__EXERCISE DESCRIPTION__
Wherever a line in the data below holds "name", copy that line.

Figure contents as structured data:

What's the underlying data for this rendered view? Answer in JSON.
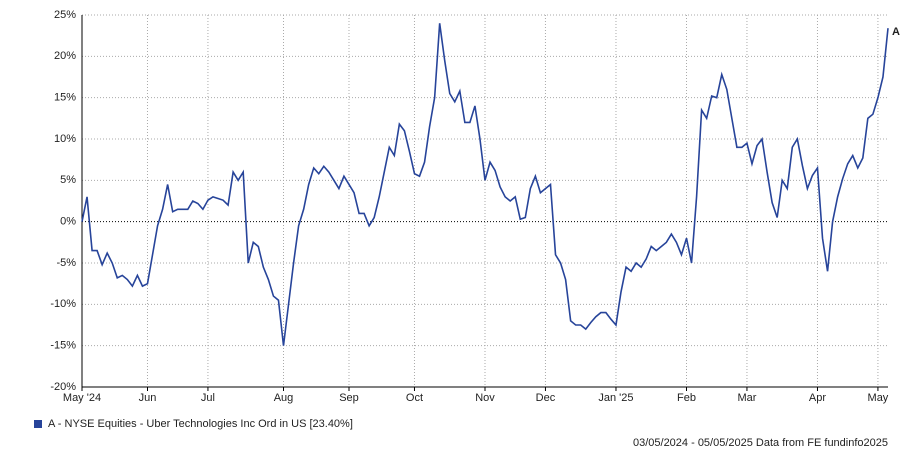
{
  "chart_data": {
    "type": "line",
    "categories": [
      "May '24",
      null,
      null,
      null,
      null,
      null,
      null,
      null,
      null,
      null,
      null,
      null,
      null,
      "Jun",
      null,
      null,
      null,
      null,
      null,
      null,
      null,
      null,
      null,
      null,
      null,
      "Jul",
      null,
      null,
      null,
      null,
      null,
      null,
      null,
      null,
      null,
      null,
      null,
      null,
      null,
      null,
      "Aug",
      null,
      null,
      null,
      null,
      null,
      null,
      null,
      null,
      null,
      null,
      null,
      null,
      "Sep",
      null,
      null,
      null,
      null,
      null,
      null,
      null,
      null,
      null,
      null,
      null,
      null,
      "Oct",
      null,
      null,
      null,
      null,
      null,
      null,
      null,
      null,
      null,
      null,
      null,
      null,
      null,
      "Nov",
      null,
      null,
      null,
      null,
      null,
      null,
      null,
      null,
      null,
      null,
      null,
      "Dec",
      null,
      null,
      null,
      null,
      null,
      null,
      null,
      null,
      null,
      null,
      null,
      null,
      null,
      "Jan '25",
      null,
      null,
      null,
      null,
      null,
      null,
      null,
      null,
      null,
      null,
      null,
      null,
      null,
      "Feb",
      null,
      null,
      null,
      null,
      null,
      null,
      null,
      null,
      null,
      null,
      null,
      "Mar",
      null,
      null,
      null,
      null,
      null,
      null,
      null,
      null,
      null,
      null,
      null,
      null,
      null,
      "Apr",
      null,
      null,
      null,
      null,
      null,
      null,
      null,
      null,
      null,
      null,
      null,
      "May",
      null,
      null
    ],
    "series": [
      {
        "name": "A - NYSE Equities - Uber Technologies Inc Ord in US [23.40%]",
        "label": "A",
        "color": "#27449a",
        "values": [
          0,
          3,
          -3.5,
          -3.5,
          -5.2,
          -3.8,
          -5,
          -6.8,
          -6.5,
          -7,
          -7.8,
          -6.5,
          -7.8,
          -7.5,
          -4,
          -0.5,
          1.5,
          4.5,
          1.2,
          1.5,
          1.5,
          1.5,
          2.5,
          2.2,
          1.5,
          2.6,
          3,
          2.8,
          2.6,
          2,
          6,
          5,
          6,
          -5,
          -2.5,
          -3,
          -5.5,
          -7,
          -9,
          -9.5,
          -15,
          -10,
          -5,
          -0.5,
          1.5,
          4.5,
          6.5,
          5.8,
          6.7,
          6,
          5,
          4,
          5.5,
          4.5,
          3.5,
          1,
          1,
          -0.5,
          0.5,
          3,
          6,
          9,
          8,
          11.8,
          11,
          8.5,
          5.8,
          5.5,
          7.2,
          11.5,
          15,
          24,
          19.5,
          15.5,
          14.5,
          15.8,
          12,
          12,
          14,
          10,
          5,
          7.2,
          6.2,
          4.2,
          3,
          2.5,
          3,
          0.3,
          0.5,
          4,
          5.5,
          3.5,
          4,
          4.5,
          -4,
          -5,
          -7,
          -12,
          -12.5,
          -12.5,
          -13,
          -12.2,
          -11.5,
          -11,
          -11,
          -11.8,
          -12.5,
          -8.5,
          -5.5,
          -6,
          -5,
          -5.5,
          -4.5,
          -3,
          -3.5,
          -3,
          -2.5,
          -1.5,
          -2.5,
          -4,
          -2,
          -5,
          3,
          13.5,
          12.5,
          15.2,
          15,
          17.8,
          16,
          12.5,
          9,
          9,
          9.5,
          7,
          9.2,
          10,
          6,
          2.3,
          0.5,
          5,
          4,
          9,
          10,
          6.8,
          4,
          5.6,
          6.5,
          -2,
          -6,
          0,
          3,
          5.2,
          7,
          8,
          6.5,
          7.7,
          12.5,
          13,
          15,
          17.5,
          23.4
        ]
      }
    ],
    "ylim": [
      -20,
      25
    ],
    "yticks": [
      {
        "value": -20,
        "label": "-20%"
      },
      {
        "value": -15,
        "label": "-15%"
      },
      {
        "value": -10,
        "label": "-10%"
      },
      {
        "value": -5,
        "label": "-5%"
      },
      {
        "value": 0,
        "label": "0%"
      },
      {
        "value": 5,
        "label": "5%"
      },
      {
        "value": 10,
        "label": "10%"
      },
      {
        "value": 15,
        "label": "15%"
      },
      {
        "value": 20,
        "label": "20%"
      },
      {
        "value": 25,
        "label": "25%"
      }
    ],
    "grid": true,
    "footer": "03/05/2024 - 05/05/2025 Data from FE fundinfo2025"
  }
}
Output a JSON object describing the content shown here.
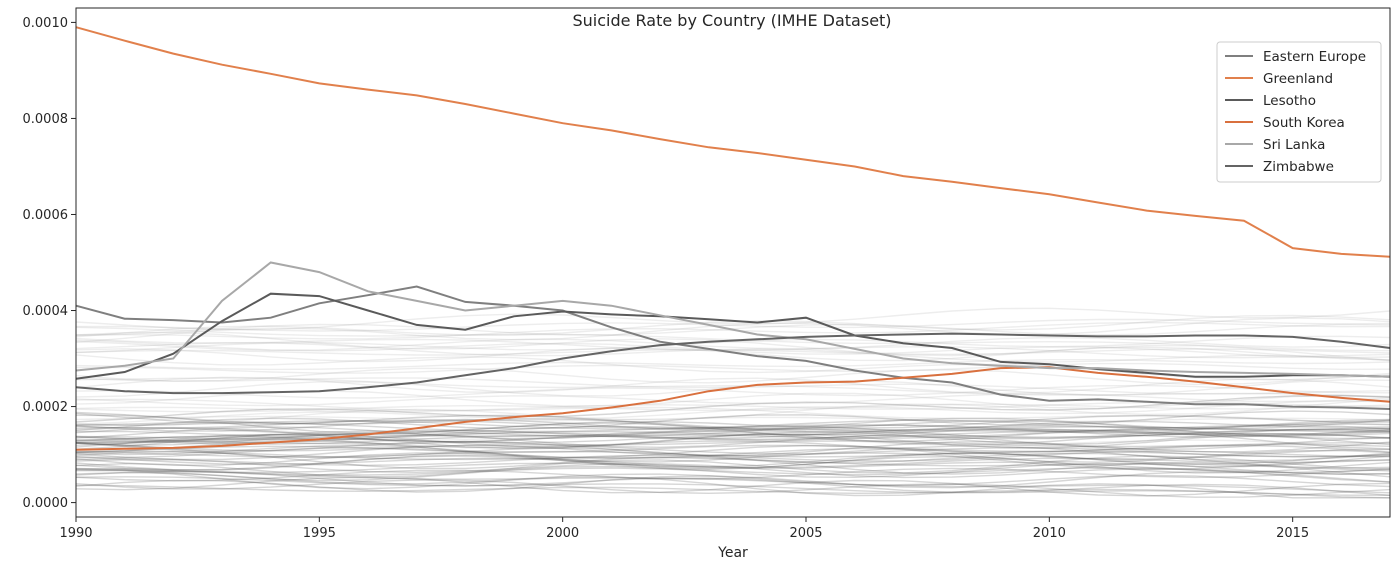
{
  "chart_data": {
    "type": "line",
    "title": "Suicide Rate by Country (IMHE Dataset)",
    "xlabel": "Year",
    "ylabel": "",
    "xlim": [
      1990,
      2017
    ],
    "ylim": [
      -3e-05,
      0.00103
    ],
    "x_ticks": [
      1990,
      1995,
      2000,
      2005,
      2010,
      2015
    ],
    "x_tick_labels": [
      "1990",
      "1995",
      "2000",
      "2005",
      "2010",
      "2015"
    ],
    "y_ticks": [
      0.0,
      0.0002,
      0.0004,
      0.0006,
      0.0008,
      0.001
    ],
    "y_tick_labels": [
      "0.0000",
      "0.0002",
      "0.0004",
      "0.0006",
      "0.0008",
      "0.0010"
    ],
    "grid": false,
    "legend_position": "top-right",
    "background_series_note": "many other countries drawn as faint gray lines, not individually labeled",
    "years": [
      1990,
      1991,
      1992,
      1993,
      1994,
      1995,
      1996,
      1997,
      1998,
      1999,
      2000,
      2001,
      2002,
      2003,
      2004,
      2005,
      2006,
      2007,
      2008,
      2009,
      2010,
      2011,
      2012,
      2013,
      2014,
      2015,
      2016,
      2017
    ],
    "series": [
      {
        "name": "Eastern Europe",
        "color": "#7f7f7f",
        "values": [
          0.00041,
          0.000383,
          0.00038,
          0.000375,
          0.000385,
          0.000415,
          0.000432,
          0.00045,
          0.000418,
          0.00041,
          0.0004,
          0.000365,
          0.000335,
          0.00032,
          0.000305,
          0.000295,
          0.000275,
          0.00026,
          0.00025,
          0.000225,
          0.000212,
          0.000215,
          0.00021,
          0.000205,
          0.000205,
          0.0002,
          0.000198,
          0.000195
        ]
      },
      {
        "name": "Greenland",
        "color": "#e1804c",
        "values": [
          0.00099,
          0.000962,
          0.000935,
          0.000912,
          0.000893,
          0.000873,
          0.00086,
          0.000848,
          0.00083,
          0.00081,
          0.00079,
          0.000775,
          0.000757,
          0.00074,
          0.000728,
          0.000714,
          0.0007,
          0.00068,
          0.000668,
          0.000655,
          0.000642,
          0.000625,
          0.000608,
          0.000597,
          0.000587,
          0.00053,
          0.000518,
          0.000512
        ]
      },
      {
        "name": "Lesotho",
        "color": "#5a5a5a",
        "values": [
          0.000258,
          0.000272,
          0.00031,
          0.000378,
          0.000435,
          0.00043,
          0.0004,
          0.00037,
          0.00036,
          0.000388,
          0.000398,
          0.000392,
          0.000388,
          0.000382,
          0.000375,
          0.000385,
          0.000348,
          0.000332,
          0.000322,
          0.000293,
          0.000288,
          0.000278,
          0.00027,
          0.000262,
          0.000262,
          0.000265,
          0.000265,
          0.000262
        ]
      },
      {
        "name": "South Korea",
        "color": "#d9703e",
        "values": [
          0.00011,
          0.000112,
          0.000114,
          0.000118,
          0.000125,
          0.000132,
          0.000142,
          0.000155,
          0.000168,
          0.000178,
          0.000186,
          0.000198,
          0.000212,
          0.000232,
          0.000245,
          0.00025,
          0.000252,
          0.00026,
          0.000268,
          0.00028,
          0.000282,
          0.00027,
          0.000262,
          0.000252,
          0.00024,
          0.000228,
          0.000218,
          0.00021
        ]
      },
      {
        "name": "Sri Lanka",
        "color": "#a8a8a8",
        "values": [
          0.000275,
          0.000285,
          0.0003,
          0.00042,
          0.0005,
          0.00048,
          0.00044,
          0.00042,
          0.0004,
          0.00041,
          0.00042,
          0.00041,
          0.00039,
          0.00037,
          0.00035,
          0.00034,
          0.00032,
          0.0003,
          0.00029,
          0.000285,
          0.00028,
          0.00028,
          0.000275,
          0.000272,
          0.00027,
          0.000268,
          0.000265,
          0.000262
        ]
      },
      {
        "name": "Zimbabwe",
        "color": "#646464",
        "values": [
          0.00024,
          0.000232,
          0.000228,
          0.000228,
          0.00023,
          0.000232,
          0.00024,
          0.00025,
          0.000265,
          0.00028,
          0.0003,
          0.000315,
          0.000328,
          0.000335,
          0.00034,
          0.000345,
          0.000348,
          0.00035,
          0.000352,
          0.00035,
          0.000348,
          0.000346,
          0.000346,
          0.000348,
          0.000348,
          0.000345,
          0.000335,
          0.000322
        ]
      }
    ]
  }
}
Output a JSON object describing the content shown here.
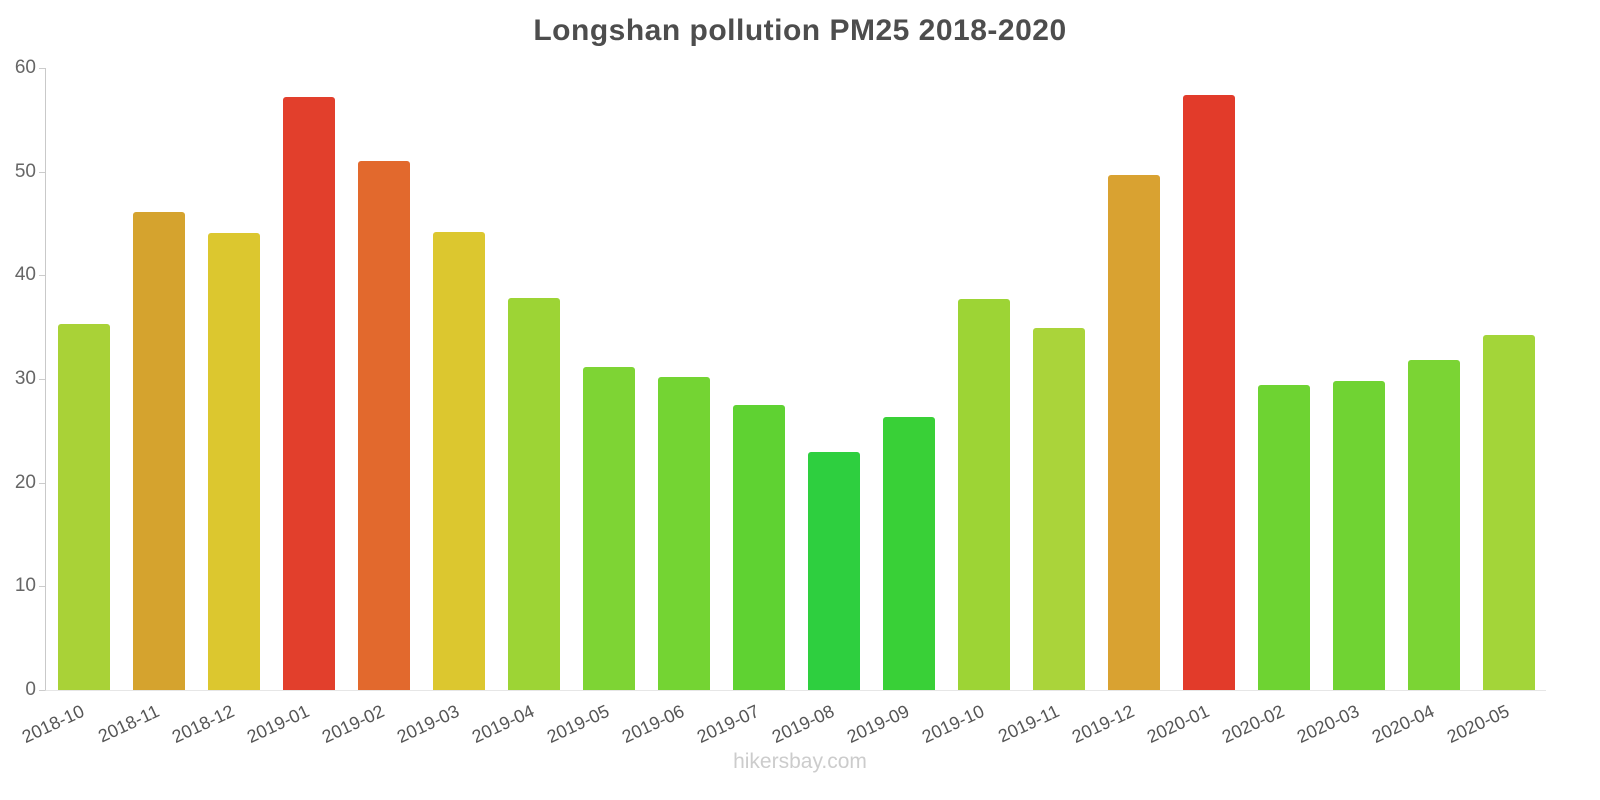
{
  "chart_data": {
    "type": "bar",
    "title": "Longshan pollution PM25 2018-2020",
    "categories": [
      "2018-10",
      "2018-11",
      "2018-12",
      "2019-01",
      "2019-02",
      "2019-03",
      "2019-04",
      "2019-05",
      "2019-06",
      "2019-07",
      "2019-08",
      "2019-09",
      "2019-10",
      "2019-11",
      "2019-12",
      "2020-01",
      "2020-02",
      "2020-03",
      "2020-04",
      "2020-05"
    ],
    "values": [
      35.3,
      46.1,
      44.1,
      57.2,
      51.0,
      44.2,
      37.8,
      31.2,
      30.2,
      27.5,
      23.0,
      26.3,
      37.7,
      34.9,
      49.7,
      57.4,
      29.4,
      29.8,
      31.8,
      34.2
    ],
    "colors": [
      "#a9d237",
      "#d5a32e",
      "#dcc72f",
      "#e23f2c",
      "#e2692d",
      "#dcc72f",
      "#9dd435",
      "#7ed434",
      "#74d433",
      "#5fd232",
      "#2ecf3f",
      "#39d037",
      "#9dd435",
      "#aad43a",
      "#d9a231",
      "#e23b2a",
      "#6ed332",
      "#70d333",
      "#7bd434",
      "#a3d539"
    ],
    "xlabel": "",
    "ylabel": "",
    "ylim": [
      0,
      60
    ],
    "yticks": [
      0,
      10,
      20,
      30,
      40,
      50,
      60
    ],
    "grid": false,
    "legend": false
  },
  "footer": {
    "text": "hikersbay.com"
  }
}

__TASK ANSWER__
        "name": "A - NYSE Equities - Uber Technologies Inc Ord in US [23.40%]",
        "name": "Eastern Europe",
        "name": "Greenland",
        "name": "Lesotho",
        "name": "South Korea",
        "name": "Sri Lanka",
        "name": "Zimbabwe",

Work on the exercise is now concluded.